Data excerpts:

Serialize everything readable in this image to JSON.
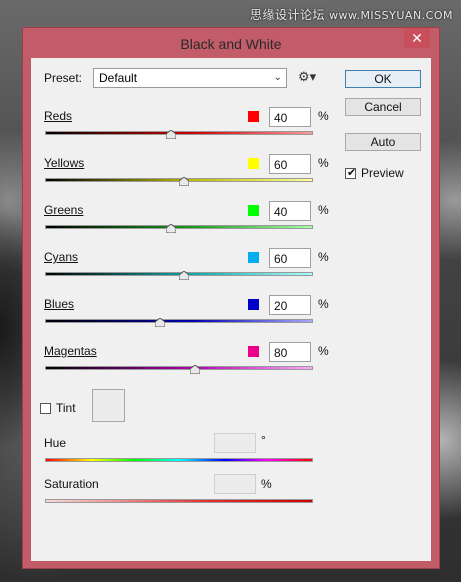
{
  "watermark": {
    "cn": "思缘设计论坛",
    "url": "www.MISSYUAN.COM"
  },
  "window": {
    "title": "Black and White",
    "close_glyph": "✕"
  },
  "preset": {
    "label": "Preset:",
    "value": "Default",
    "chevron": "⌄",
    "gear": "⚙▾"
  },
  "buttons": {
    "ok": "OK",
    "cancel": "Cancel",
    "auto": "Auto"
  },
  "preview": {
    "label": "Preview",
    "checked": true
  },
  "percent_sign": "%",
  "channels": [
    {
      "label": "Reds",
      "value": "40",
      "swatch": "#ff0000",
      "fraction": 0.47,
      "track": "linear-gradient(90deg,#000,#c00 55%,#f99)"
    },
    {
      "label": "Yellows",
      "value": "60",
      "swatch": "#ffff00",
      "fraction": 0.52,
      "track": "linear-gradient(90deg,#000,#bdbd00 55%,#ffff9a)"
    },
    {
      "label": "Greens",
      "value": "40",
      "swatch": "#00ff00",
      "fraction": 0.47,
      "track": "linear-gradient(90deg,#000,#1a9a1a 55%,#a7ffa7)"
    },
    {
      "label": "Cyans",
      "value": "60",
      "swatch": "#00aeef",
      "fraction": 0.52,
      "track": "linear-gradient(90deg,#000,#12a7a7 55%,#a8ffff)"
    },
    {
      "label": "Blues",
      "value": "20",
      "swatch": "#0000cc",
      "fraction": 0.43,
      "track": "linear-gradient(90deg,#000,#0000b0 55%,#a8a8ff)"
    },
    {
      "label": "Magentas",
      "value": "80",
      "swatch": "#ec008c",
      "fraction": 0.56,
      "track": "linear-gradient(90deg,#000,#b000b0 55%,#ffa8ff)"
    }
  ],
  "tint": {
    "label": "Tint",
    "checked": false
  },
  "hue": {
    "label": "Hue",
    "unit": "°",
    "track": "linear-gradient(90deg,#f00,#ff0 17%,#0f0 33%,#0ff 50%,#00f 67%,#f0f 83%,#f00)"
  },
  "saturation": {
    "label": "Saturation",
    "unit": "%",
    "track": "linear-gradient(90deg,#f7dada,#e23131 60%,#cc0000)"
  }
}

Goal: Show every line from the entries above in which the word "label" appears.

Result:
    "label": "Preset:",
    "label": "Preview",
      "label": "Reds",
      "label": "Yellows",
      "label": "Greens",
      "label": "Cyans",
      "label": "Blues",
      "label": "Magentas",
    "label": "Tint",
    "label": "Hue",
    "label": "Saturation",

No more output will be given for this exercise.